**DIRECTIONS**
Copy the rows that begin with the line containing "tax-sum-link[interactable]: 90 000" and end with the line containing "top-menu: Начальная страница", keeping them unchanged.

====== DATA TO PROCESS

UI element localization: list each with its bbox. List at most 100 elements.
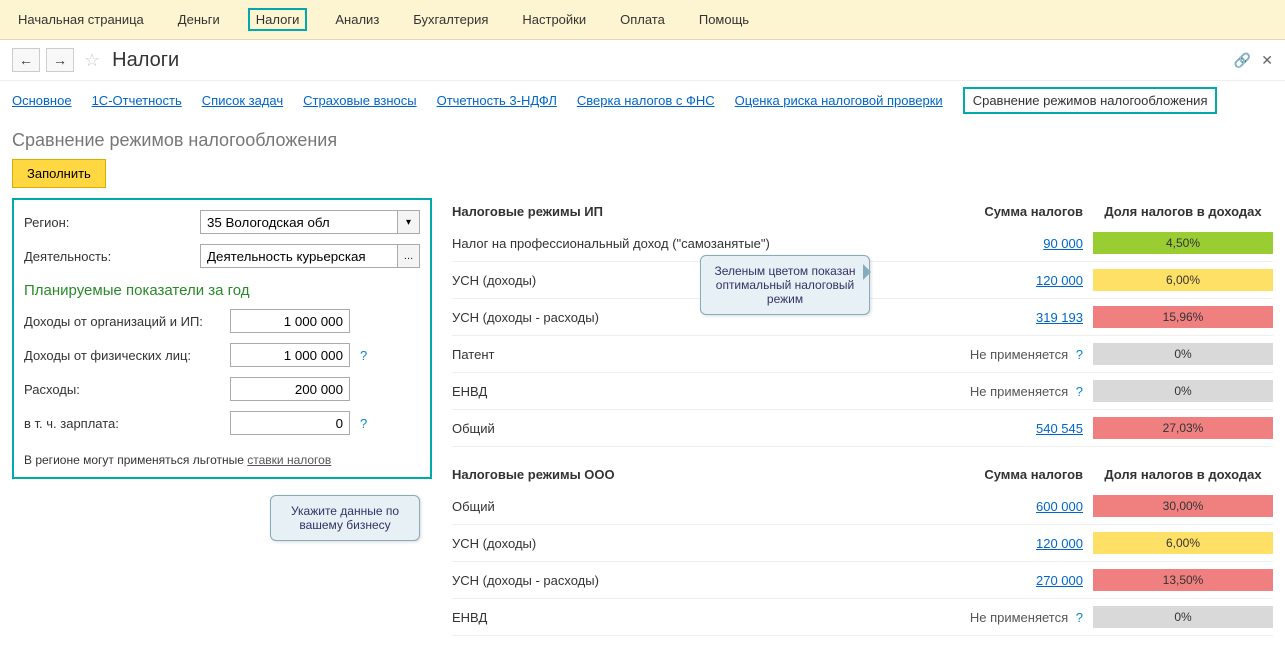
tax-sum-link[interactable]: 90 000 [1043,236,1083,251]
menu-accounting[interactable]: Бухгалтерия [407,8,494,31]
close-icon[interactable]: ✕ [1261,52,1273,69]
income-phys-label: Доходы от физических лиц: [24,348,224,363]
top-menu: Начальная страница Деньги Налоги Анализ … [0,0,1285,40]
salary-label: в т. ч. зарплата: [24,416,224,431]
tax-sum: 319 193 [943,310,1093,325]
subnav-insurance[interactable]: Страховые взносы [303,93,416,108]
tax-sum-link[interactable]: 270 000 [1036,573,1083,588]
subnav-reconcile[interactable]: Сверка налогов с ФНС [577,93,715,108]
menu-settings[interactable]: Настройки [516,8,592,31]
menu-payment[interactable]: Оплата [614,8,671,31]
expenses-input[interactable] [230,377,350,401]
table-header-ip: Налоговые режимы ИПСумма налоговДоля нал… [452,198,1273,225]
activity-label: Деятельность: [24,249,194,264]
tax-name: ЕНВД [452,610,943,625]
region-dropdown-button[interactable]: ▾ [398,210,420,234]
subnav: Основное 1С-Отчетность Список задач Стра… [0,81,1285,120]
menu-taxes[interactable]: Налоги [248,8,308,31]
not-applied-text: Не применяется [970,384,1068,399]
tax-name: Общий [452,421,943,436]
income-org-label: Доходы от организаций и ИП: [24,314,224,329]
tax-sum: Не применяется ? [943,610,1093,625]
tax-name: УСН (доходы - расходы) [452,573,943,588]
menu-start[interactable]: Начальная страница [12,8,150,31]
tax-sum: Не применяется ? [943,347,1093,362]
tax-sum: 120 000 [943,536,1093,551]
share-bar: 6,00% [1093,269,1273,291]
tax-row: Общий 540 545 27,03% [452,410,1273,447]
tax-name: Налог на профессиональный доход ("самоза… [452,236,943,251]
income-org-input[interactable] [230,309,350,333]
fill-button[interactable]: Заполнить [12,159,106,188]
tax-rates-link[interactable]: ставки налогов [247,453,331,467]
share-bar: 30,00% [1093,495,1273,517]
share-bar: 0% [1093,606,1273,628]
subnav-compare[interactable]: Сравнение режимов налогообложения [963,87,1218,114]
expenses-label: Расходы: [24,382,224,397]
not-applied-text: Не применяется [970,347,1068,362]
tax-sum-link[interactable]: 120 000 [1036,536,1083,551]
region-label: Регион: [24,215,194,230]
help-icon[interactable]: ? [360,348,367,363]
share-bar: 27,03% [1093,417,1273,439]
subnav-main[interactable]: Основное [12,93,72,108]
menu-analysis[interactable]: Анализ [329,8,385,31]
tax-row: ЕНВДНе применяется ?0% [452,373,1273,410]
tax-sum-link[interactable]: 600 000 [1036,499,1083,514]
activity-input[interactable] [200,244,398,268]
tax-sum: 90 000 [943,236,1093,251]
activity-picker-button[interactable]: … [398,244,420,268]
not-applied-text: Не применяется [970,610,1068,625]
toolbar: ← → ☆ Налоги 🔗 ✕ [0,40,1285,81]
help-icon[interactable]: ? [1076,384,1083,399]
subnav-reporting[interactable]: 1С-Отчетность [92,93,182,108]
nav-forward-button[interactable]: → [46,48,74,72]
tax-row: УСН (доходы - расходы) 270 000 13,50% [452,562,1273,599]
tax-sum: 600 000 [943,499,1093,514]
callout-input-hint: Укажите данные по вашему бизнесу [270,495,420,541]
help-icon[interactable]: ? [1076,347,1083,362]
tax-name: Общий [452,499,943,514]
menu-money[interactable]: Деньги [172,8,226,31]
nav-back-button[interactable]: ← [12,48,40,72]
tax-sum: 120 000 [943,273,1093,288]
subnav-tasks[interactable]: Список задач [202,93,283,108]
planned-header: Планируемые показатели за год [24,282,420,299]
tax-row: Общий 600 000 30,00% [452,488,1273,525]
favorite-icon[interactable]: ☆ [84,50,100,71]
subnav-ndfl[interactable]: Отчетность 3-НДФЛ [437,93,557,108]
income-phys-input[interactable] [230,343,350,367]
tax-name: УСН (доходы) [452,536,943,551]
tax-name: УСН (доходы - расходы) [452,310,943,325]
tax-sum: 540 545 [943,421,1093,436]
tax-sum: 270 000 [943,573,1093,588]
share-bar: 0% [1093,380,1273,402]
input-panel: Регион: ▾ Деятельность: … Планируемые по… [12,198,432,479]
region-input[interactable] [200,210,398,234]
salary-input[interactable] [230,411,350,435]
tax-sum-link[interactable]: 319 193 [1036,310,1083,325]
tax-row: ЕНВДНе применяется ?0% [452,599,1273,636]
share-bar: 6,00% [1093,532,1273,554]
tax-row: УСН (доходы) 120 000 6,00% [452,525,1273,562]
menu-help[interactable]: Помощь [693,8,755,31]
help-icon[interactable]: ? [360,416,367,431]
rates-note: В регионе могут применяться льготные ста… [24,453,420,467]
tax-name: ЕНВД [452,384,943,399]
share-bar: 13,50% [1093,569,1273,591]
help-icon[interactable]: ? [1076,610,1083,625]
share-bar: 0% [1093,343,1273,365]
tax-row: ПатентНе применяется ?0% [452,336,1273,373]
share-bar: 4,50% [1093,232,1273,254]
tax-sum: Не применяется ? [943,384,1093,399]
table-header-ooo: Налоговые режимы ОООСумма налоговДоля на… [452,461,1273,488]
page-title: Налоги [112,49,179,72]
tax-sum-link[interactable]: 120 000 [1036,273,1083,288]
section-title: Сравнение режимов налогообложения [12,130,1273,151]
tax-name: Патент [452,347,943,362]
callout-optimal-hint: Зеленым цветом показан оптимальный налог… [700,255,870,315]
share-bar: 15,96% [1093,306,1273,328]
link-icon[interactable]: 🔗 [1234,52,1251,69]
tax-sum-link[interactable]: 540 545 [1036,421,1083,436]
subnav-risk[interactable]: Оценка риска налоговой проверки [735,93,943,108]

============

**RESPONSE BELOW**
tax-sum-link[interactable]: 90 000 [1043,236,1083,251]
menu-accounting[interactable]: Бухгалтерия [407,8,494,31]
close-icon[interactable]: ✕ [1261,52,1273,69]
income-phys-label: Доходы от физических лиц: [24,348,224,363]
top-menu: Начальная страница Деньги Налоги Анализ … [0,0,1285,40]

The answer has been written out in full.